▶ **Exercise details**:
Find every line in the records below that contains the word "заявки", and copy each such line.

▶ **Material**:
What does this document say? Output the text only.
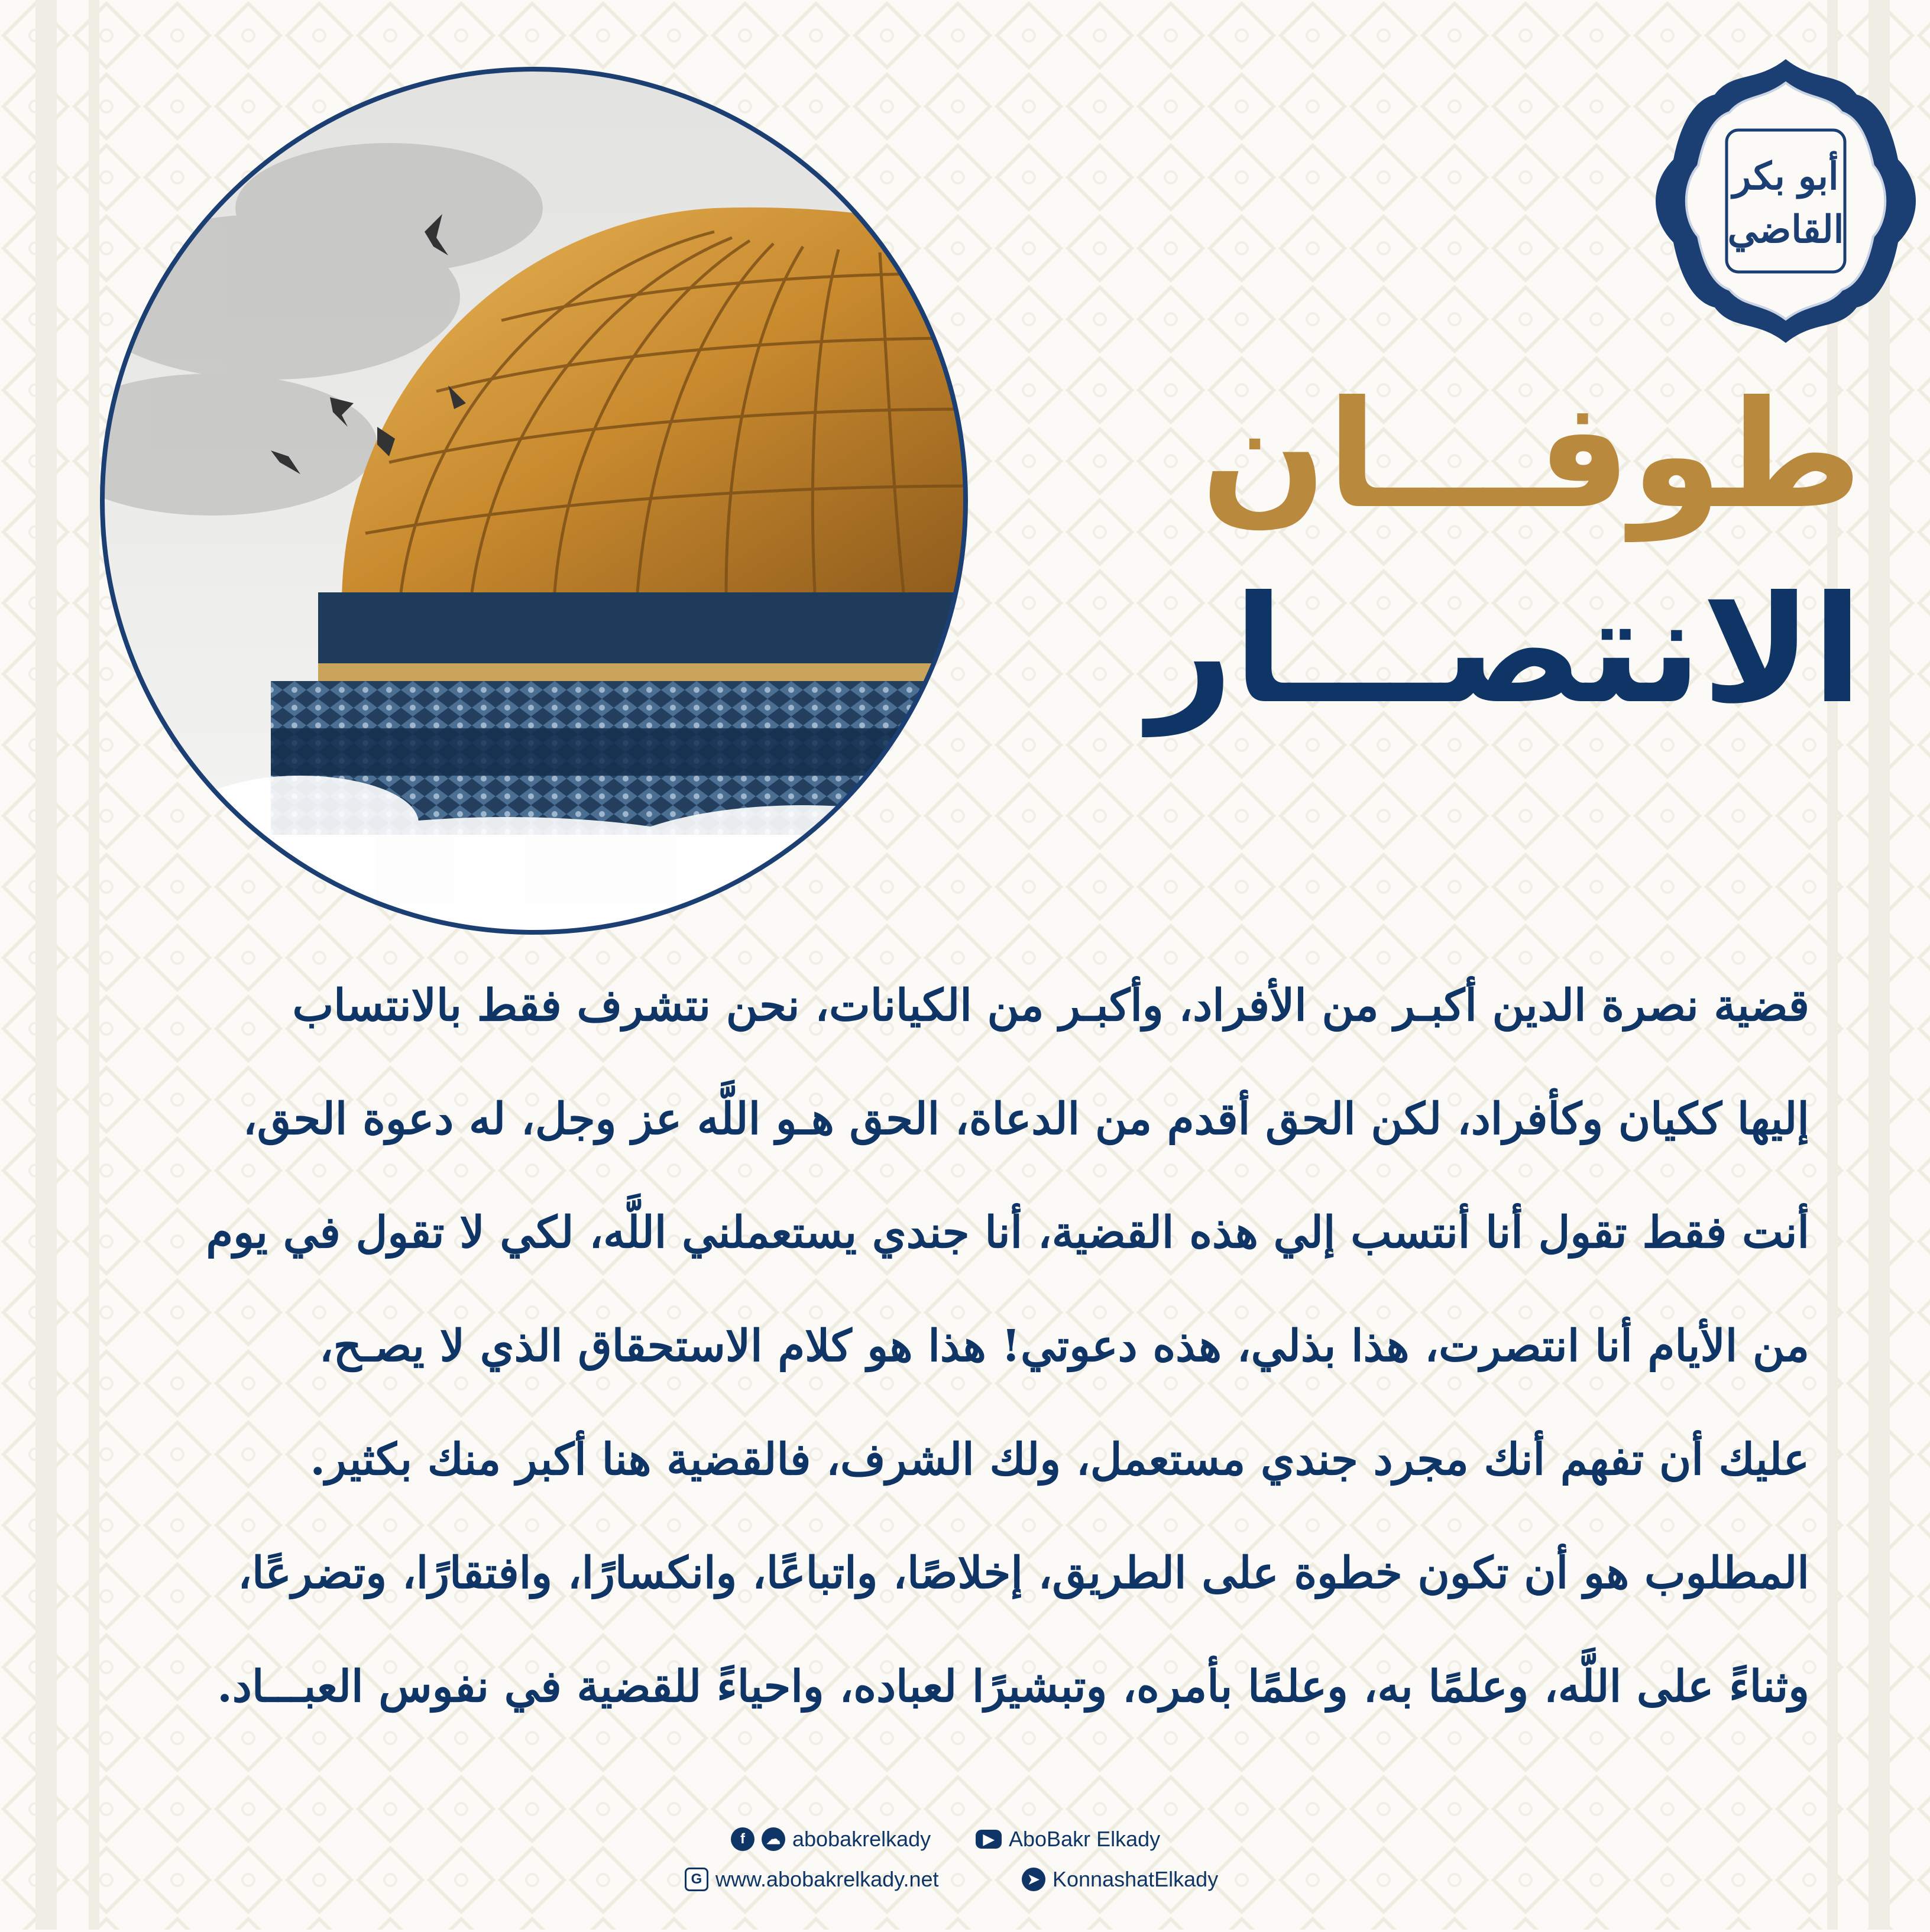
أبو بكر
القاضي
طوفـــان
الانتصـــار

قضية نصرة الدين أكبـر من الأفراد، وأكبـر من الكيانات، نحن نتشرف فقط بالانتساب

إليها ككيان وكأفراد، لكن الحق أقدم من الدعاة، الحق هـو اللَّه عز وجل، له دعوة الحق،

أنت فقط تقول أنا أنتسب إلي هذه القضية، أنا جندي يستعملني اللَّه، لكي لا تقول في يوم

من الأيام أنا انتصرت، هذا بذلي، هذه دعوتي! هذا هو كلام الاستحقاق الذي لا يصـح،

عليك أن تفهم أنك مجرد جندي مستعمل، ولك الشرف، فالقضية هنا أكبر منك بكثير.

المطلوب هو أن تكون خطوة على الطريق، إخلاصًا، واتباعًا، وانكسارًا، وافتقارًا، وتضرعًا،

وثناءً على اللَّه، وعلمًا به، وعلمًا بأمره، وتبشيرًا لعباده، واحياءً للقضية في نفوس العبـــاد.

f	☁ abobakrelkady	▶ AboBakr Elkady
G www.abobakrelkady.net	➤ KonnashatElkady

==

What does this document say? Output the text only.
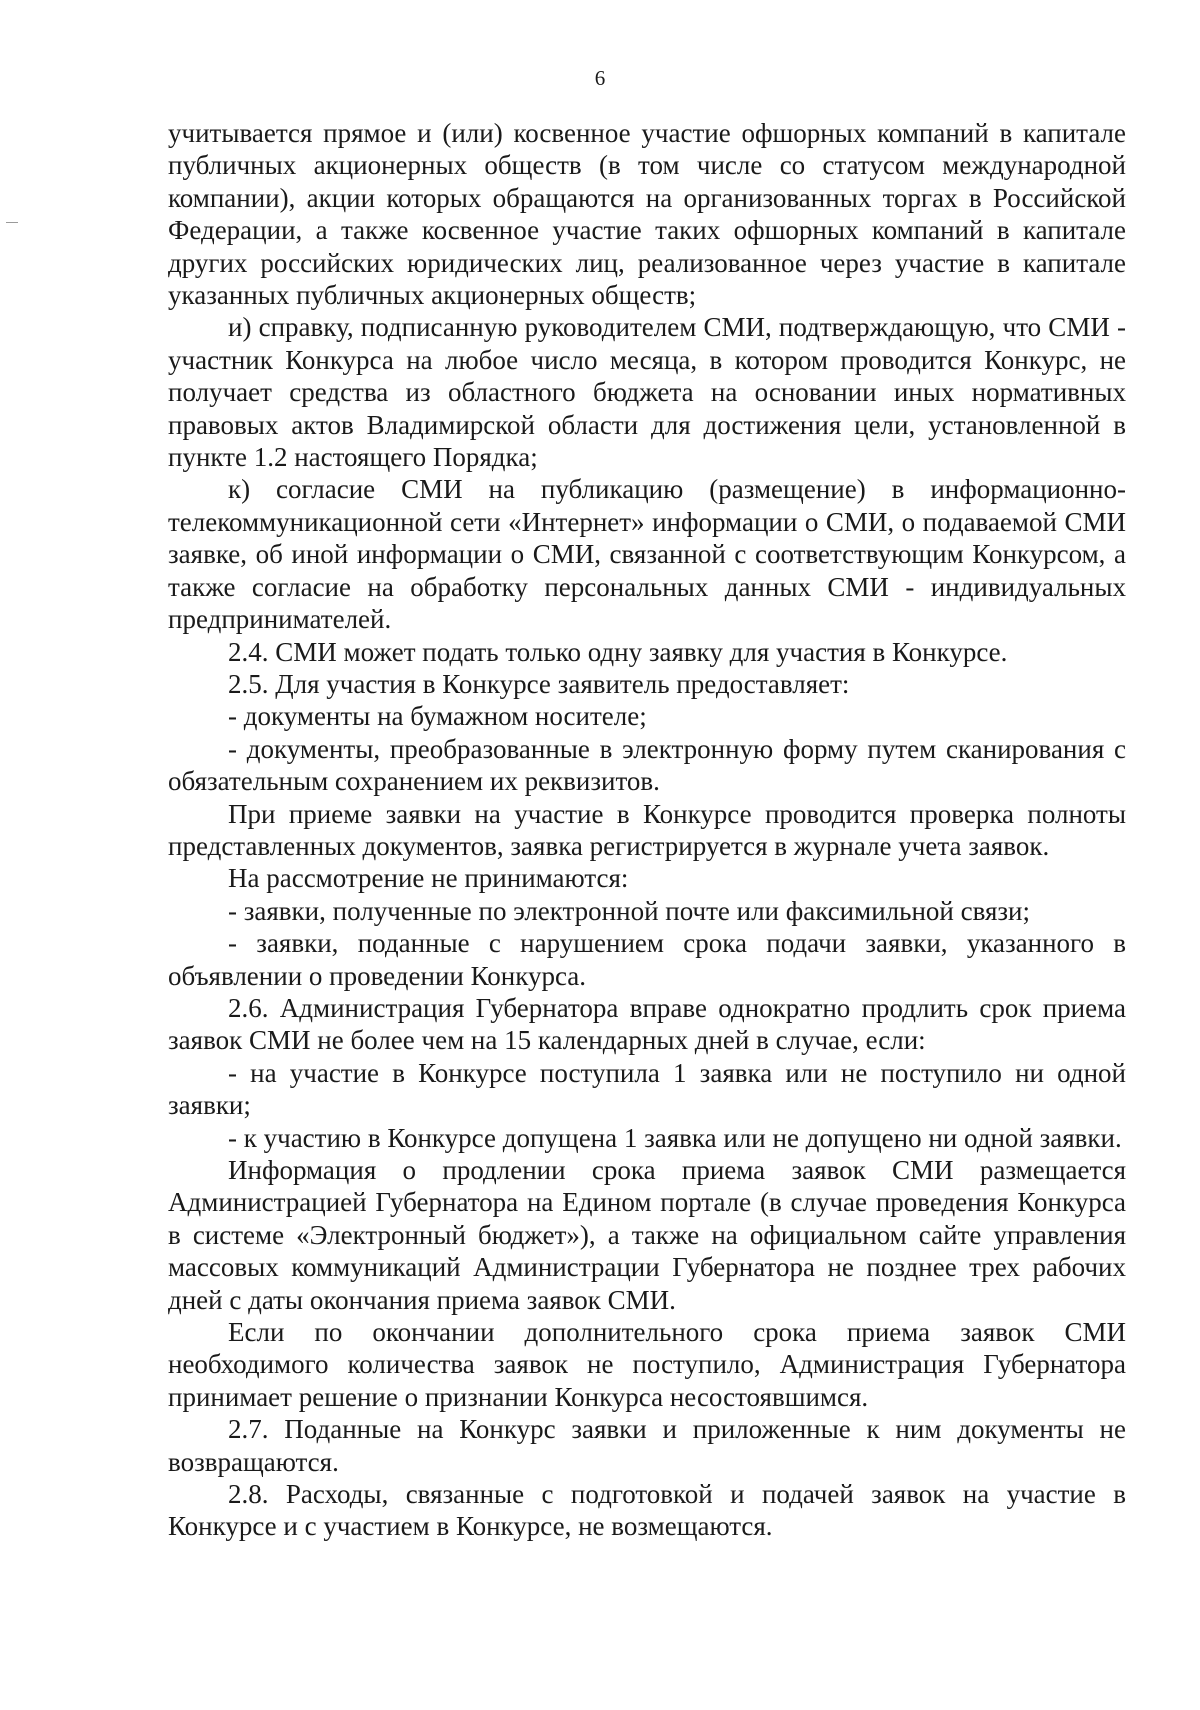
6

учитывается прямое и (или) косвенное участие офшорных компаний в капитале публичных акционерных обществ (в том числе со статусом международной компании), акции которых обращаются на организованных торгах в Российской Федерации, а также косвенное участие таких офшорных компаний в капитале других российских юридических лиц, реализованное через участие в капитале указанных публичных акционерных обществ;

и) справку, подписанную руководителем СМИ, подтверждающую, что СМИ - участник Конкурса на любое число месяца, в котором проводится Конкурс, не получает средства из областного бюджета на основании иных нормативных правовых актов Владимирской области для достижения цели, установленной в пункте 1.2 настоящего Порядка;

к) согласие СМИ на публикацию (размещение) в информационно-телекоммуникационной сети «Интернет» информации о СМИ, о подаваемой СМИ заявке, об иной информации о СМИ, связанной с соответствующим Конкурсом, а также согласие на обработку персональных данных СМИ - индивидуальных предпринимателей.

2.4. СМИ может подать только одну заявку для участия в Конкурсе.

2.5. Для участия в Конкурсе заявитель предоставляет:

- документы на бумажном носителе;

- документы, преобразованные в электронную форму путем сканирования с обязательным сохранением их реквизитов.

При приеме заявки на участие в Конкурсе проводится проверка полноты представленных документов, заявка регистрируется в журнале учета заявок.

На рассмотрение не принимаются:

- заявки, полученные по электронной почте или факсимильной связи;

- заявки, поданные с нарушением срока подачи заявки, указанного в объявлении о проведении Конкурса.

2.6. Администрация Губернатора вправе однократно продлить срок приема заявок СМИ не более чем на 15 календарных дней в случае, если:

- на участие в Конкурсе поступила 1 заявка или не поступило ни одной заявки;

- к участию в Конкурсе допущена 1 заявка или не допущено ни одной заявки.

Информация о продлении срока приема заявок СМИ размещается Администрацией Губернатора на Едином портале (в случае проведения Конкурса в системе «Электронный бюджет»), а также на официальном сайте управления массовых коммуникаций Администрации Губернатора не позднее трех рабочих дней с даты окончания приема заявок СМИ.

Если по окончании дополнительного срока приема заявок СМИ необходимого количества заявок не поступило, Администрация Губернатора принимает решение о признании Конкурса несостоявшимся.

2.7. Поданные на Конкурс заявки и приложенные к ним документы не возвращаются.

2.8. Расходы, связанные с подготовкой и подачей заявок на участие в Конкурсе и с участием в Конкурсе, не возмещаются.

▶ **Completed exercise**:
При приеме заявки на участие в Конкурсе проводится проверка полноты представленных документов, заявка регистрируется в журнале учета заявок.
- заявки, полученные по электронной почте или факсимильной связи;
- заявки, поданные с нарушением срока подачи заявки, указанного в объявлении о проведении Конкурса.
- на участие в Конкурсе поступила 1 заявка или не поступило ни одной заявки;
- к участию в Конкурсе допущена 1 заявка или не допущено ни одной заявки.
2.7. Поданные на Конкурс заявки и приложенные к ним документы не возвращаются.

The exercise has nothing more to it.